***** Records provided *****
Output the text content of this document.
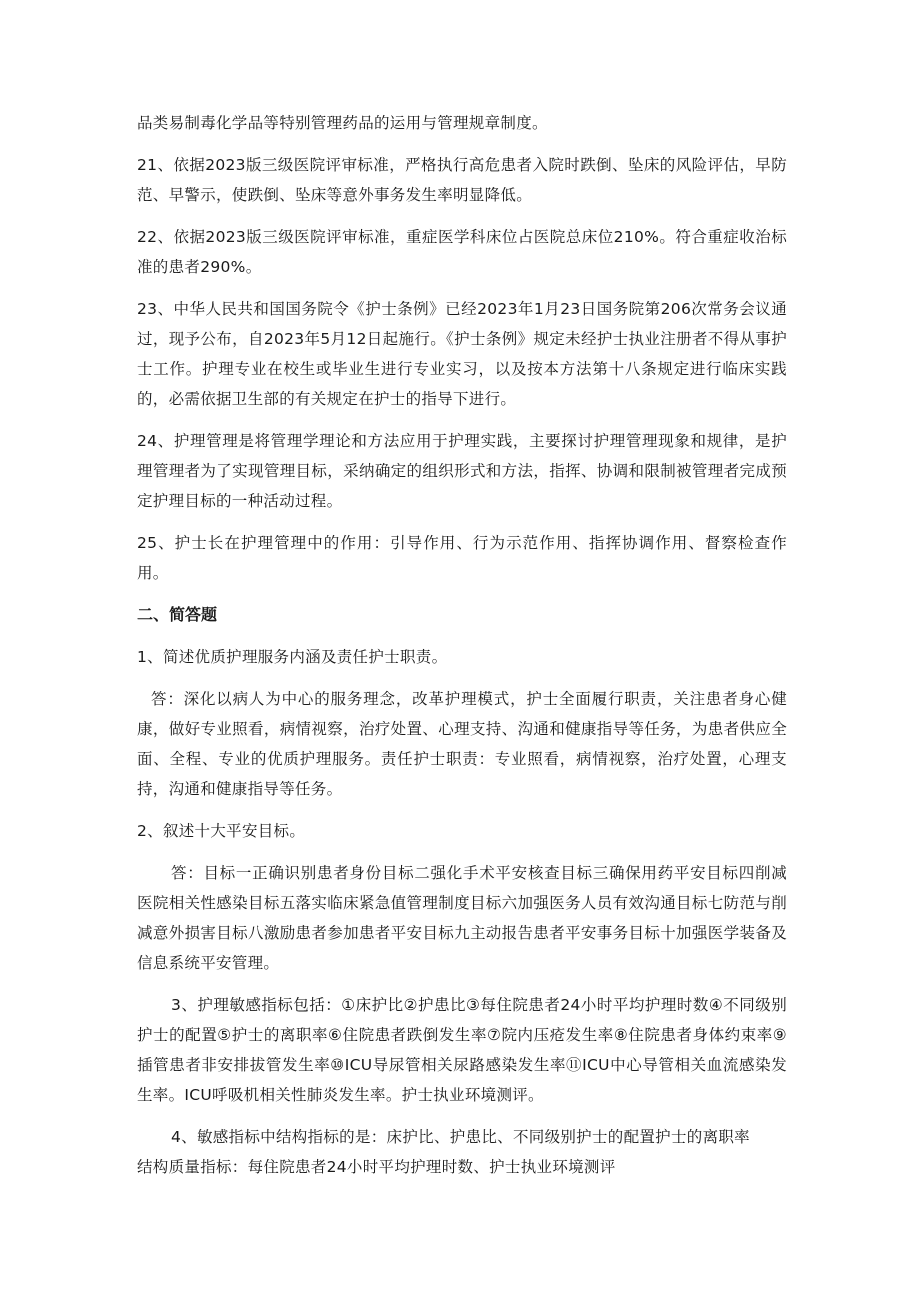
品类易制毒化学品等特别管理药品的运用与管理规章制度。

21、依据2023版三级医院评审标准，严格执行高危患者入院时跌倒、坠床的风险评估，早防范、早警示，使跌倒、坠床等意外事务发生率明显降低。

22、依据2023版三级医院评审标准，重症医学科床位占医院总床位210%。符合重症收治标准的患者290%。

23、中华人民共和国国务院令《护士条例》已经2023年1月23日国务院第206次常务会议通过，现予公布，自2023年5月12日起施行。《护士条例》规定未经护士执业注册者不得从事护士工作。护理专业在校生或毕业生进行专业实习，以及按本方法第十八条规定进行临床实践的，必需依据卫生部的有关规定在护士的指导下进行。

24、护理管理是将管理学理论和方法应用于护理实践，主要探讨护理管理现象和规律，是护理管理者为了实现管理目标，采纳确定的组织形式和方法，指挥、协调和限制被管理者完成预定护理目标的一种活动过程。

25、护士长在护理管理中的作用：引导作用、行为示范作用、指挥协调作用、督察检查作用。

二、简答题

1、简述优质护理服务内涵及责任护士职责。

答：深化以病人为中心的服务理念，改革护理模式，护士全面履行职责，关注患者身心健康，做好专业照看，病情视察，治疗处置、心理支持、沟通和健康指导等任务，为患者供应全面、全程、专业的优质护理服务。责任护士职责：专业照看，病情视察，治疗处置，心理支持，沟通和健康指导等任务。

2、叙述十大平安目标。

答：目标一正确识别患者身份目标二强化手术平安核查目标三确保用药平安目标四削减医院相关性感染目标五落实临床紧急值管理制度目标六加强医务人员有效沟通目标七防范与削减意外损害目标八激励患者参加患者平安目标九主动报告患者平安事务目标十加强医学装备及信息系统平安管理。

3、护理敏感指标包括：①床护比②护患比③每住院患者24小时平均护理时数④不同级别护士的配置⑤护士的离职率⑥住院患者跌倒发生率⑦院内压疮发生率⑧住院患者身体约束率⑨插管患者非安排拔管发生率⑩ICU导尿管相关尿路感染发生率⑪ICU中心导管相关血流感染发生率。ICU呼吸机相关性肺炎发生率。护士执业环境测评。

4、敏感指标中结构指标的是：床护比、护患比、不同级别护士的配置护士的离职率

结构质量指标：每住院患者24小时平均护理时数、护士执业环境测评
*****
***** Records provided *****
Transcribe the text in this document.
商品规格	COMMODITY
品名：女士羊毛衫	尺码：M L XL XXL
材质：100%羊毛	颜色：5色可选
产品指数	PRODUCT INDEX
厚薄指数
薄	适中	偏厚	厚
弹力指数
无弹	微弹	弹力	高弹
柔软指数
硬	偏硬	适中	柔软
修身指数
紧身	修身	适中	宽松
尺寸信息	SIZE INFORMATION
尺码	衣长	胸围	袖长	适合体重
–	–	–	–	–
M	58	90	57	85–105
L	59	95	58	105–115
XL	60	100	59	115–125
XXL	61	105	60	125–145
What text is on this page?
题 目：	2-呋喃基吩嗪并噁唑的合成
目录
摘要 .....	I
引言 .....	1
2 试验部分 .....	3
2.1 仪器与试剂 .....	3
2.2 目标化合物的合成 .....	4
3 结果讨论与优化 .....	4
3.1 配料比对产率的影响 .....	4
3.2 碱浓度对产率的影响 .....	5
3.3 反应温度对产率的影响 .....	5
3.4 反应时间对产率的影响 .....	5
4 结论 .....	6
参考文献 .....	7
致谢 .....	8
*****
***** Records provided *****
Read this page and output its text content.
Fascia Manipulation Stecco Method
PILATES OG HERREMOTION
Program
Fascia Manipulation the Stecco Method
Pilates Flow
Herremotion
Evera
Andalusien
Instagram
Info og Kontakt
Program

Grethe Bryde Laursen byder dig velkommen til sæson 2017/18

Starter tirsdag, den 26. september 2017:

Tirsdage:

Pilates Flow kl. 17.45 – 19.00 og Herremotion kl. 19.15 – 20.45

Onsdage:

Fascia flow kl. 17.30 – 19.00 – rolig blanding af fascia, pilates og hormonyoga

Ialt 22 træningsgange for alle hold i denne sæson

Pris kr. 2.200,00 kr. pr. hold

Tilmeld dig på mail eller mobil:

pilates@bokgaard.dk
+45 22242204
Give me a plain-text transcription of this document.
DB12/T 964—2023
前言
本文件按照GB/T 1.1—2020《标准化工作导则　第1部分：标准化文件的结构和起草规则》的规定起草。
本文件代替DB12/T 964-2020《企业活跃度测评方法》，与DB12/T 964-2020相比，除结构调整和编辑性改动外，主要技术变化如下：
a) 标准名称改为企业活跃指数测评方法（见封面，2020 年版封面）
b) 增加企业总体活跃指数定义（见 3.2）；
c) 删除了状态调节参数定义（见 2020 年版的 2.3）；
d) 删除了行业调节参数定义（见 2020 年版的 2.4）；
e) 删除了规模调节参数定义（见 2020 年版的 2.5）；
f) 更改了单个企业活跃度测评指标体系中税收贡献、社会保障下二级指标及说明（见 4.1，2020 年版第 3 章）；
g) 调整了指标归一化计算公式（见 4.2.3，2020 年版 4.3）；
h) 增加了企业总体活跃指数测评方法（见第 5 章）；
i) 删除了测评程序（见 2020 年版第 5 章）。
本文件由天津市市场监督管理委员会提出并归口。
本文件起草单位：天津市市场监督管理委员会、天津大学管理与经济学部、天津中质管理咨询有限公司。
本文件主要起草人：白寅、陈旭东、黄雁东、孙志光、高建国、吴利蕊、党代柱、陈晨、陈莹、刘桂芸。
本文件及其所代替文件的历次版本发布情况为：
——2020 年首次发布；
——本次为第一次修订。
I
*****
=== Task requirements ===
Look through the listing and extract every line with "hold" in it.

=== Result for this exercise ===
Ialt 22 træningsgange for alle hold i denne sæson
Pris kr. 2.200,00 kr. pr. hold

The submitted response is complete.